■ THE PROBLEM
Transcribe verbatim the portion of the mailing-list reply on splitting unicodeobject.c that lies between "2012-10-25 Thread Larry" and "in the future.", inclusive.

■ SOURCE EXTRACT
◇ ◇ ◇ ◇

Re: [Python-Dev] Split unicodeobject.c into subfiles

2012-10-25 Thread Larry Hastings


On 10/24/2012 03:15 PM, Nick Coghlan wrote:
Breaking such files up into separately compiled modules serves two 
purposes:


1. It proves that the code *isn't* a tangled monolithic mess;
2. It enlists the compilation toolchain's assistance in ensuring that 
remains the case in the future.




Either the code is a tangled monolithic mess or it isn't.  If it is, 
then let's fix that, regardless of the size of the file.  If it isn't, I 
don't see breaking up the code among multiple files as providing any 
benefit.  And I see no need for the toolchain's assistance to help us do 
something without benefit.  The line count of the file is essentially 
unrelated to its inherent quality / maintainability.



We are not special snow flakes - good software engineering practice is 
advisable for us as well, so a big +1 from me for breaking up the 
monstrosity that is unicodeobject.c and lowering the barrier to entry 
for hacking on the individual pieces. This should come with a large 
block comment in unicodeobject.c explaining how the pieces are put 
back together again.




I'm all for good software engineering practice.  But can you cite 
objective reasons why large source files are provably bad?  Not tangled 
monolithic messes, not poorly-factored code.  I agree that those are 
bad--but so far nobody has proposed that either of those is true about 
unicodeobject.c (unless you are implicitly doing so above), nor have 
they proposed credible remedies.  All I've seen is that unicodeobject.c 
is a large file, and some people want to break it up into smaller 
files.  I have yet to see anything but handwaving as justification.  For 
example, what is this barrier to entry you suggest exists to hacking on 
the str object, that will apparently be dispelled simply by splitting 
one file into multiple files?


Someone proposed breaking up unicodeobject.c into three distinct 
subsystems and putting those in separate files.  I still don't agree.  
It seems natural to me to have everything associated with the str object 
in one file, just as we do with every other object I can think of.  If 
this were a genuinely good idea, we should consider doing it with every 
similar object.  But nobody is proposing that.  My guess is because the 
other files in CPython are small enough.  At which point we're right 
back to the primary motivation simply being the line count of 
unicodeobject.c, as a purely aesthetic and subjective judgment.

◇ ◇ ◇ ◇

■ SUPPLIED INFORMATION
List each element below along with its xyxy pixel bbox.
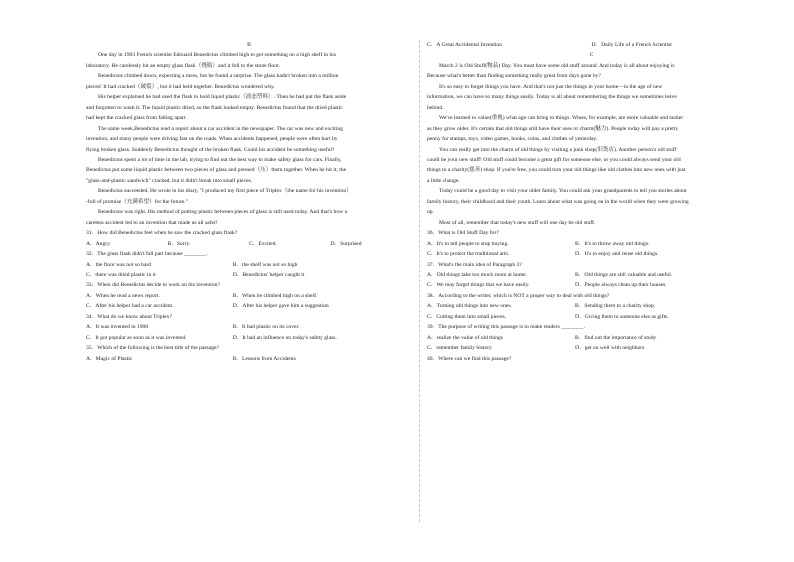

◇ ◇ ◇ ◇

■ ANSWER TO THIS TASK
2012-10-25 Thread Larry Hastings


On 10/24/2012 03:15 PM, Nick Coghlan wrote:
Breaking such files up into separately compiled modules serves two 
purposes:


1. It proves that the code *isn't* a tangled monolithic mess;
2. It enlists the compilation toolchain's assistance in ensuring that 
remains the case in the future.